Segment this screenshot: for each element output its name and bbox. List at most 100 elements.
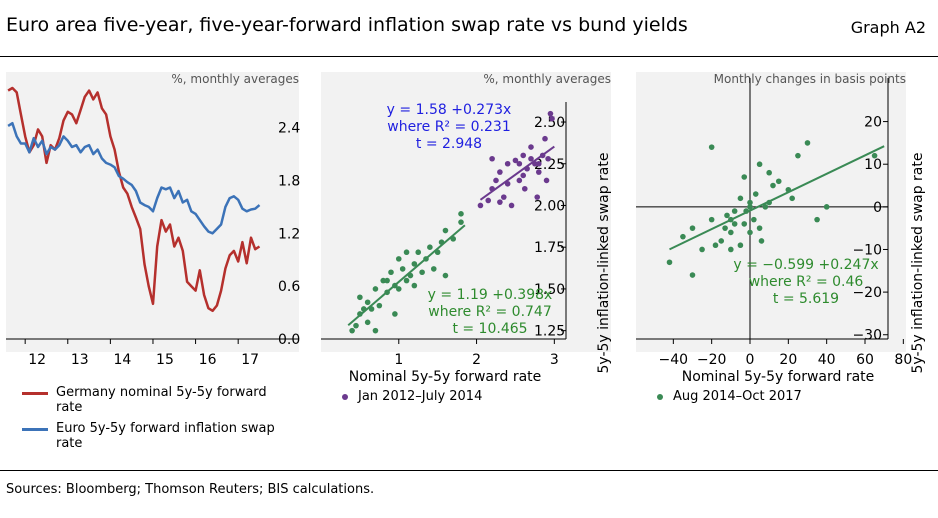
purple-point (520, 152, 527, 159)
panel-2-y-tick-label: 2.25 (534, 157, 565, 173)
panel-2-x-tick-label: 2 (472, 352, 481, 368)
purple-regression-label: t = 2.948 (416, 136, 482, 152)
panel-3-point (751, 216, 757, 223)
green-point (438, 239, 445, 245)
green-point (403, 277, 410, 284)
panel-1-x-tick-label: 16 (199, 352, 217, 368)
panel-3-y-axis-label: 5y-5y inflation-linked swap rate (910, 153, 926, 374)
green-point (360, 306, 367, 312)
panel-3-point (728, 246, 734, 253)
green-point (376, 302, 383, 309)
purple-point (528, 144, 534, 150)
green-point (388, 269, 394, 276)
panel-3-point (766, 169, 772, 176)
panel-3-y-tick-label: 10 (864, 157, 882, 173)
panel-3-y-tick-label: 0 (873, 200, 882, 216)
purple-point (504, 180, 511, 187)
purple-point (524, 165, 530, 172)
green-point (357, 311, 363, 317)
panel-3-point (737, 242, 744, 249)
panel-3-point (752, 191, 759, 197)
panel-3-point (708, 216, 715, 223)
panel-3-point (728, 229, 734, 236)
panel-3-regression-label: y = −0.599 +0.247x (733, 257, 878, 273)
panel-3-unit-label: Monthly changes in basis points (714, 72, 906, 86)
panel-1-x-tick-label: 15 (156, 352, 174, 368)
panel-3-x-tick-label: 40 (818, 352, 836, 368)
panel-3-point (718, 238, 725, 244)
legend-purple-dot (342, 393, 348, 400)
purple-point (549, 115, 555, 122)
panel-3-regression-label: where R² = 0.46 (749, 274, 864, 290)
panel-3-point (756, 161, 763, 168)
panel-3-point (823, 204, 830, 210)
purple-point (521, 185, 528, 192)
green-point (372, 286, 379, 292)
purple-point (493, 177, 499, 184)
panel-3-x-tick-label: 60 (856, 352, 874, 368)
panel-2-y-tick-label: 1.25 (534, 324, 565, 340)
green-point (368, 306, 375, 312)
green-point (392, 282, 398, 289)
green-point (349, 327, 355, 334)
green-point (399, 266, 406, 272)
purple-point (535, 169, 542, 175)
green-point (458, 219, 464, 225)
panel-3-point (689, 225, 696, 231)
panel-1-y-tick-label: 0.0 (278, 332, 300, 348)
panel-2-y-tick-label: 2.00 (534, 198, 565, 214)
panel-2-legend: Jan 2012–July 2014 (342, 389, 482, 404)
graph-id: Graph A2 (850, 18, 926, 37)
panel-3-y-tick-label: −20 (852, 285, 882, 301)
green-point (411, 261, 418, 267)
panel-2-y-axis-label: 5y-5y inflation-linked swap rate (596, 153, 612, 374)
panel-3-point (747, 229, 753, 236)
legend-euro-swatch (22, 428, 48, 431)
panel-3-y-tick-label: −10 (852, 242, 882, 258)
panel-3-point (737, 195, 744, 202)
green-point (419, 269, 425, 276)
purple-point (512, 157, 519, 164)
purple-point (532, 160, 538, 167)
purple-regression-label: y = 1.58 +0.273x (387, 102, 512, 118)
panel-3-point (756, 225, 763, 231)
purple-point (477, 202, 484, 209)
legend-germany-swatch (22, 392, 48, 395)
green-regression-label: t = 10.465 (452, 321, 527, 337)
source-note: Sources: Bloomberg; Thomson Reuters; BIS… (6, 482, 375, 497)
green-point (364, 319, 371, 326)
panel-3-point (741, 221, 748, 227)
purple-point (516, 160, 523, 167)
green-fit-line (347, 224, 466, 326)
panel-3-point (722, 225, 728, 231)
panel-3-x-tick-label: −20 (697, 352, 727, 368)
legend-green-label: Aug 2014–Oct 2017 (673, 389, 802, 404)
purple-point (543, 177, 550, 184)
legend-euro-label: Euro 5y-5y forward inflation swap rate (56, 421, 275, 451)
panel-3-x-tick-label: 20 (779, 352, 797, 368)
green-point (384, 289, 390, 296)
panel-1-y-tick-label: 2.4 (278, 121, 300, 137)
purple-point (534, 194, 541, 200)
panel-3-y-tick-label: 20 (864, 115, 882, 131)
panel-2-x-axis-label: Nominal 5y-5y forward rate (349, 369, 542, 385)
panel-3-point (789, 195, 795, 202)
__________
GOAL OF THE EXERCISE:
Please copy every line above word for word, leaving out the pictures.

FULL ANSWER:
Segment this screenshot: for each element output its name and bbox. List at most 100 elements.
purple-point (520, 152, 527, 159)
panel-2-y-tick-label: 2.25 (534, 157, 565, 173)
panel-2-x-tick-label: 2 (472, 352, 481, 368)
purple-regression-label: t = 2.948 (416, 136, 482, 152)
panel-3-point (751, 216, 757, 223)
green-point (438, 239, 445, 245)
green-point (403, 277, 410, 284)
panel-1-x-tick-label: 16 (199, 352, 217, 368)
panel-3-y-axis-label: 5y-5y inflation-linked swap rate (910, 153, 926, 374)
green-point (360, 306, 367, 312)
panel-3-point (728, 246, 734, 253)
green-point (376, 302, 383, 309)
purple-point (528, 144, 534, 150)
green-point (388, 269, 394, 276)
panel-3-point (766, 169, 772, 176)
panel-3-y-tick-label: 10 (864, 157, 882, 173)
panel-3-y-tick-label: 0 (873, 200, 882, 216)
purple-point (504, 180, 511, 187)
purple-point (524, 165, 530, 172)
green-point (357, 311, 363, 317)
panel-3-point (737, 242, 744, 249)
panel-3-point (752, 191, 759, 197)
panel-3-point (708, 216, 715, 223)
panel-3-point (728, 229, 734, 236)
panel-3-regression-label: y = −0.599 +0.247x (733, 257, 878, 273)
panel-3-unit-label: Monthly changes in basis points (714, 72, 906, 86)
panel-1-x-tick-label: 15 (156, 352, 174, 368)
panel-3-x-tick-label: 40 (818, 352, 836, 368)
panel-3-point (718, 238, 725, 244)
legend-purple-dot (342, 393, 348, 400)
purple-point (549, 115, 555, 122)
panel-3-regression-label: where R² = 0.46 (749, 274, 864, 290)
panel-3-point (756, 161, 763, 168)
panel-3-point (823, 204, 830, 210)
purple-point (521, 185, 528, 192)
green-point (372, 286, 379, 292)
purple-point (493, 177, 499, 184)
panel-3-x-tick-label: 60 (856, 352, 874, 368)
panel-2-y-tick-label: 1.25 (534, 324, 565, 340)
green-point (368, 306, 375, 312)
green-point (392, 282, 398, 289)
green-point (349, 327, 355, 334)
green-point (399, 266, 406, 272)
purple-point (535, 169, 542, 175)
green-point (458, 219, 464, 225)
panel-3-point (689, 225, 696, 231)
panel-1-y-tick-label: 0.0 (278, 332, 300, 348)
panel-2-y-tick-label: 2.00 (534, 198, 565, 214)
panel-2-legend: Jan 2012–July 2014 (342, 389, 482, 404)
graph-id: Graph A2 (850, 18, 926, 37)
panel-3-y-tick-label: −20 (852, 285, 882, 301)
green-point (411, 261, 418, 267)
panel-2-y-axis-label: 5y-5y inflation-linked swap rate (596, 153, 612, 374)
panel-3-point (747, 229, 753, 236)
legend-euro-swatch (22, 428, 48, 431)
panel-3-y-tick-label: −10 (852, 242, 882, 258)
panel-3-point (737, 195, 744, 202)
green-point (419, 269, 425, 276)
purple-point (512, 157, 519, 164)
purple-point (532, 160, 538, 167)
purple-regression-label: y = 1.58 +0.273x (387, 102, 512, 118)
panel-3-point (756, 225, 763, 231)
purple-point (477, 202, 484, 209)
legend-germany-swatch (22, 392, 48, 395)
green-regression-label: t = 10.465 (452, 321, 527, 337)
source-note: Sources: Bloomberg; Thomson Reuters; BIS… (6, 482, 375, 497)
green-point (364, 319, 371, 326)
panel-3-point (741, 221, 748, 227)
purple-point (516, 160, 523, 167)
green-fit-line (347, 224, 466, 326)
panel-3-point (722, 225, 728, 231)
panel-3-x-tick-label: −20 (697, 352, 727, 368)
legend-green-label: Aug 2014–Oct 2017 (673, 389, 802, 404)
purple-point (543, 177, 550, 184)
legend-euro-label: Euro 5y-5y forward inflation swap rate (56, 421, 275, 451)
panel-3-x-tick-label: 20 (779, 352, 797, 368)
green-point (384, 289, 390, 296)
panel-1-y-tick-label: 2.4 (278, 121, 300, 137)
purple-point (534, 194, 541, 200)
panel-3-y-tick-label: 20 (864, 115, 882, 131)
panel-2-x-axis-label: Nominal 5y-5y forward rate (349, 369, 542, 385)
panel-3-point (789, 195, 795, 202)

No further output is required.